Instruction: Retype the part of the rows below that opens with the line containing "246, 897, 268]" and closes with the line containing "group-subtitle: (Neigung bis", with both of those lines included.

[Rows from a layout dataset]
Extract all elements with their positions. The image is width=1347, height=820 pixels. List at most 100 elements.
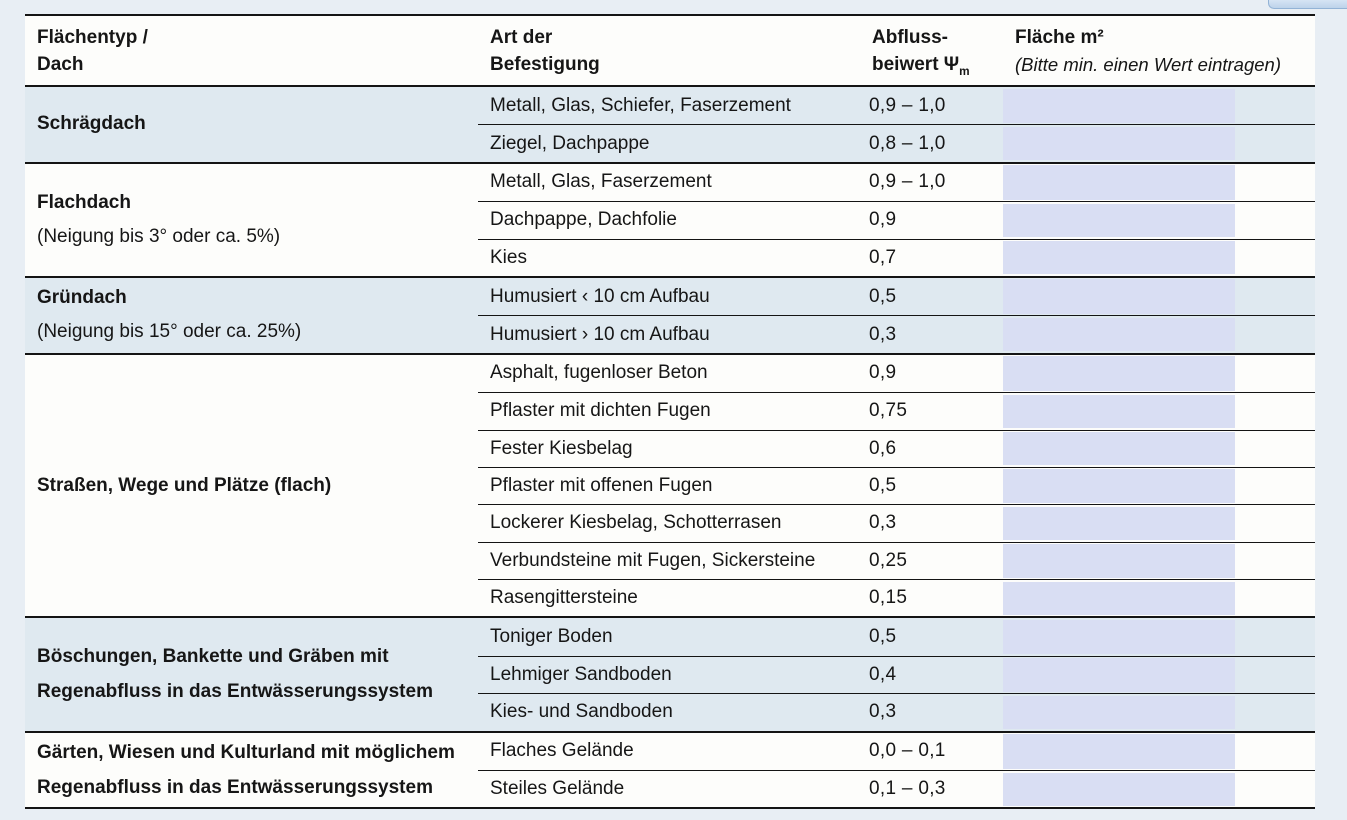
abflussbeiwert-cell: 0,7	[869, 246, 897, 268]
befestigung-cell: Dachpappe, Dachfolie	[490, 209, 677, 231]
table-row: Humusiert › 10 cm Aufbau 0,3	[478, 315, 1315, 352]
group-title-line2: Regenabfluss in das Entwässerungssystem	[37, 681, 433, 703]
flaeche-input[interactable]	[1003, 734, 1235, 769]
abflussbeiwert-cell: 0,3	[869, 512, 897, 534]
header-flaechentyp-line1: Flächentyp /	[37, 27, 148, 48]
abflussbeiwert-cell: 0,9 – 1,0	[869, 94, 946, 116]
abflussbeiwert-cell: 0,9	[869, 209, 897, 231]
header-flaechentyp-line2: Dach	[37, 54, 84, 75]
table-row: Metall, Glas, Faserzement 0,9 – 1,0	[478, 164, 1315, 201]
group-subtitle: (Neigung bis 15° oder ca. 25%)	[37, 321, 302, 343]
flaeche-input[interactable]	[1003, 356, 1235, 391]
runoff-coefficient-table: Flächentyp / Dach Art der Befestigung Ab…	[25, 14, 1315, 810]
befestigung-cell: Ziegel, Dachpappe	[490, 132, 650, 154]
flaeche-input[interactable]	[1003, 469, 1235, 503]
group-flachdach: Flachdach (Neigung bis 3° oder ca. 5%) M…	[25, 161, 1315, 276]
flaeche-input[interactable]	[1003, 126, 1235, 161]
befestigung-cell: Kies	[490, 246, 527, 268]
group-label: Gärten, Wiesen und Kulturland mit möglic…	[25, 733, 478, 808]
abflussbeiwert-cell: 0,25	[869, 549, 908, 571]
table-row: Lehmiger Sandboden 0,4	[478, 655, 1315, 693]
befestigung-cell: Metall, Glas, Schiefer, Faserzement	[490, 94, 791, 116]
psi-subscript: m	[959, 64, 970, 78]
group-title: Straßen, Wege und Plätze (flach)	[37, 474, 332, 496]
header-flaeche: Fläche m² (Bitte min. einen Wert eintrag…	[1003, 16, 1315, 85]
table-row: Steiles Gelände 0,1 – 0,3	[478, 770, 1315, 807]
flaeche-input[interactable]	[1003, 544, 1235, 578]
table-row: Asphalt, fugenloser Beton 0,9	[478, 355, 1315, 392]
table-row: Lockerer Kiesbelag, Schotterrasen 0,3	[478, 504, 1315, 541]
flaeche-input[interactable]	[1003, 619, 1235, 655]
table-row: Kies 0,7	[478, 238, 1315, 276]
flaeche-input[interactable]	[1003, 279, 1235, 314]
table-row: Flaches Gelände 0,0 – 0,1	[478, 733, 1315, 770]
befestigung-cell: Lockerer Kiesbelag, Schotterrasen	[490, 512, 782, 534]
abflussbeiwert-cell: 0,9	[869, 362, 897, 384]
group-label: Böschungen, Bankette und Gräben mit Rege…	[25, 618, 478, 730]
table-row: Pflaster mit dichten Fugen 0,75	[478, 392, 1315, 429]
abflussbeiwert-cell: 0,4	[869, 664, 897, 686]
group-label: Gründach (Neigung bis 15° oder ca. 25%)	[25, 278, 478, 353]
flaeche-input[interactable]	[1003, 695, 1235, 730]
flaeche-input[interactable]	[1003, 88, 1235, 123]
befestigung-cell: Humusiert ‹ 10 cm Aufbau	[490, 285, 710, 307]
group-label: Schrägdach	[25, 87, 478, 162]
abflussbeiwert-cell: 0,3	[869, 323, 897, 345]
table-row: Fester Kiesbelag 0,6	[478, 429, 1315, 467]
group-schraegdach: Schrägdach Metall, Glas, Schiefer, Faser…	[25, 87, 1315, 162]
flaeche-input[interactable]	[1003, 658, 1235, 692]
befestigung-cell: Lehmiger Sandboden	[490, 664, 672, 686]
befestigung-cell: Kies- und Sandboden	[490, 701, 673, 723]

Response:
abflussbeiwert-cell: 0,7	[869, 246, 897, 268]
befestigung-cell: Dachpappe, Dachfolie	[490, 209, 677, 231]
table-row: Humusiert › 10 cm Aufbau 0,3	[478, 315, 1315, 352]
group-title-line2: Regenabfluss in das Entwässerungssystem	[37, 681, 433, 703]
flaeche-input[interactable]	[1003, 734, 1235, 769]
abflussbeiwert-cell: 0,3	[869, 512, 897, 534]
header-flaechentyp-line1: Flächentyp /	[37, 27, 148, 48]
abflussbeiwert-cell: 0,9 – 1,0	[869, 94, 946, 116]
abflussbeiwert-cell: 0,9	[869, 209, 897, 231]
header-flaechentyp-line2: Dach	[37, 54, 84, 75]
table-row: Metall, Glas, Faserzement 0,9 – 1,0	[478, 164, 1315, 201]
group-subtitle: (Neigung bis 15° oder ca. 25%)	[37, 321, 302, 343]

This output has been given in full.